*Problem set:*
1. Render this sentence from the Kubernetes EVPN post in Spanish: "The configuration (and the orchestration) is deferred to the external execution of a script on each container, in the base setup.sh file."
2. Carry on writing the post about running EVPN through FRR pods on Kubernetes nodes, beginning after its final sentence.

Note that this assumes both the containerd socket and the host namespaces to be mounted inside the container:

      volumeMounts:
      - mountPath: /run/containerd/containerd.sock
        name: varrun
        subPath: containerd.sock
      - mountPath: /run/netns
        name: runns
        mountPropagation: HostToContainer

Configuring the whole thing Link to heading

Configuring the interfaces Link to heading

The configuration (and the orchestration) is deferred to the external execution of a script on each container, in the base setup.sh file.

We run commands from the controller first, from its setup.sh file, where we:

  • find the target network namespace
  • create the veth pair and move one end into the other pod
  • move the underlay interface into the other pod

Then, we configure frr with the corresponding setup.sh script, where we configure the host network to make EVPN work, including:

  • creating a linux VRF
  • creating a VXLan interface and a linux bridge
  • adding a VTEP ip to the loopback interface

The FRR configuration Link to heading

The FRR configuration is provided as a configmap and resembles what was described previously, including:

  • an underlay session with the leaf on the default VRF, where we advertise L3VPN routes
  • a BGP session with FRR-K8s via the added veth leg

I won’t enter into the details of how the packets are flowing as it’s covered in detail in my previous post, and here I am doing the same thing, but with pods instead of host processes / containers. The whole flow is as before, just with these pods around:

Limitations Link to heading

We are giving up one host interface Link to heading

This was true also with the previous iterations, but it’s important to notice that each node is expected to have one other running interface used for example to reach the API server in order to fetch the various resources.

I wrote a variant of this lab where a VLan interface is created out of the “physical” one and used for the underlay connection.

We can’t use EVPN for all the types of traffic Link to heading

Because of the chicken - egg problem mentioned above, if we make a controller out of this, we can’t delegate all the type of traffic as EVPN traffic:

  • the controller will have to read the configuration in order to enable the EVPN / vxlan tunnel
  • the node needs EVPN to read the configuration

In any case, this is a good first step that would enable extending the Kubernetes node network by just throwing the usual bunch of yamls against it :-)

Document understanding data
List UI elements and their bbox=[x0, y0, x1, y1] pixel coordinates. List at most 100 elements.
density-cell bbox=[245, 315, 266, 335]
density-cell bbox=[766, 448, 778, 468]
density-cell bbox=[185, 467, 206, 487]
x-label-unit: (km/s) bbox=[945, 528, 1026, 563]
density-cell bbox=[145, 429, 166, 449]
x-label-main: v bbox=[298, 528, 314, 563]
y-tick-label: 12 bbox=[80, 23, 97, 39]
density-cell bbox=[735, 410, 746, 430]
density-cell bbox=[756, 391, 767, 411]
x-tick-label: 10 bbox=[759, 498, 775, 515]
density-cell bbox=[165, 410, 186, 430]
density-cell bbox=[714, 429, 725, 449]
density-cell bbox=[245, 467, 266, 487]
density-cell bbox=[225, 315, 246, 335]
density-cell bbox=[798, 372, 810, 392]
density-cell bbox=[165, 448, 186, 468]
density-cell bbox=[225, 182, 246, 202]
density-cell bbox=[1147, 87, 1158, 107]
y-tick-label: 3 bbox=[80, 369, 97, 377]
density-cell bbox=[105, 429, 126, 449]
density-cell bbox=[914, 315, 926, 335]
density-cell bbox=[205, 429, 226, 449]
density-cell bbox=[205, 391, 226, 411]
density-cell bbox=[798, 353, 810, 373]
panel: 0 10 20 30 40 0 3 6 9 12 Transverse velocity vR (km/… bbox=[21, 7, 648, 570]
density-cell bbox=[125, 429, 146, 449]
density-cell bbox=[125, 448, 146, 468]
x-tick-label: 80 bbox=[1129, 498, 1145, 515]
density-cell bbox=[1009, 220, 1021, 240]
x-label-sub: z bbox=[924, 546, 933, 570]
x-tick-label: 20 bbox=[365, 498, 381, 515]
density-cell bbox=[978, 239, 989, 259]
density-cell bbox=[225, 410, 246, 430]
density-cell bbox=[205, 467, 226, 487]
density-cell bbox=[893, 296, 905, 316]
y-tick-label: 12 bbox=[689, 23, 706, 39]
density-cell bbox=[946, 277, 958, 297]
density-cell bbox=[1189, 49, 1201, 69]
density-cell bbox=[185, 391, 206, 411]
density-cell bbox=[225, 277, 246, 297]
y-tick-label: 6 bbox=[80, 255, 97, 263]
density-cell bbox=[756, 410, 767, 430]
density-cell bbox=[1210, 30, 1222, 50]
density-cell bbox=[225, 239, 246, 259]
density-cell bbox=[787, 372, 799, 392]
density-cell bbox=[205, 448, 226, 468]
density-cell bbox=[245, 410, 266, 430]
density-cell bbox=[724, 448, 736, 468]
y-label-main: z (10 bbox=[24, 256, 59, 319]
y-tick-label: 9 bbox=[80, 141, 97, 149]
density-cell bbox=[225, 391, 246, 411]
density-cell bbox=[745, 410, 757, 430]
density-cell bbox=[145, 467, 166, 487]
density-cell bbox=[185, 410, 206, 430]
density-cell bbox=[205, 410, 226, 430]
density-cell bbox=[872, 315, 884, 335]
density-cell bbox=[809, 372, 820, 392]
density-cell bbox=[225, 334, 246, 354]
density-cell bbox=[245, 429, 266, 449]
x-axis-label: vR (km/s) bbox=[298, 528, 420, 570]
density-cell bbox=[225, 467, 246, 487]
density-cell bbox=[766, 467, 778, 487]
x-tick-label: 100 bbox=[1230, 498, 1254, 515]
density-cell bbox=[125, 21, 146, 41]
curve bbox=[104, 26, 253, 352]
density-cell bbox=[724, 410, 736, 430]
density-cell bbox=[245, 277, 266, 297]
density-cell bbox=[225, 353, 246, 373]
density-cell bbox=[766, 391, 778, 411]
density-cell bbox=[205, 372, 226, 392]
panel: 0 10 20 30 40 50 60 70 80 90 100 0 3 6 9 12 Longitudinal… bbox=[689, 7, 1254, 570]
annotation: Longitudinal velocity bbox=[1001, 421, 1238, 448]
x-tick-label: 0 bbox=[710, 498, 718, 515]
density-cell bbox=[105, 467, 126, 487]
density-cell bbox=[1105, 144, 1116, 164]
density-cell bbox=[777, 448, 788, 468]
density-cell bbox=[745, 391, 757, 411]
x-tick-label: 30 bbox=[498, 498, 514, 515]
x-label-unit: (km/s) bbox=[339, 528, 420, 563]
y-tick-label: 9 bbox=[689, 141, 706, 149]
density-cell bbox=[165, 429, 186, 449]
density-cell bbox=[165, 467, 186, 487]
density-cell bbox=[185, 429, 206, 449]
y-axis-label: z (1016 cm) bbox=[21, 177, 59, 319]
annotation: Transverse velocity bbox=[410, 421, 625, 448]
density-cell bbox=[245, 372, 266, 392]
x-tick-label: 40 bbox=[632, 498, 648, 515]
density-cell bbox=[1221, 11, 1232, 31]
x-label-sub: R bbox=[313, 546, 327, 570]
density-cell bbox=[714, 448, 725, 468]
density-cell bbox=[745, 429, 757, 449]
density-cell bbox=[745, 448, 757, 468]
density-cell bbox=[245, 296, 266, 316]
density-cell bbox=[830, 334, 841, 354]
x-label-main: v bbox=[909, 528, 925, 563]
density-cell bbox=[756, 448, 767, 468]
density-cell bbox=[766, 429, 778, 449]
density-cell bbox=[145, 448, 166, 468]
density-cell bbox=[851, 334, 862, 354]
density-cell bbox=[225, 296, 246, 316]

*Numbered answers:*
1. La configuración (y la orquestación) se delega a la ejecución externa de un script en cada contenedor, en el archivo base setup.sh.

2.
I will write a new blogpost in the near future on how we can have this whole thing deployed before the kubelet starts.

It really works Link to heading

As per all the previous examples, I am leveraing the super handy containerlab and by running the setup.sh script from my repo you’ll get what’s described above.

The usual ping the pod from the remote host works fine because the pod CIDR is carries as a L3EVPN route to the other leaf:

docker exec -it clab-kindpods-HOST1 ping 10.244.0.6
PING 10.244.0.6 (10.244.0.6) 56(84) bytes of data.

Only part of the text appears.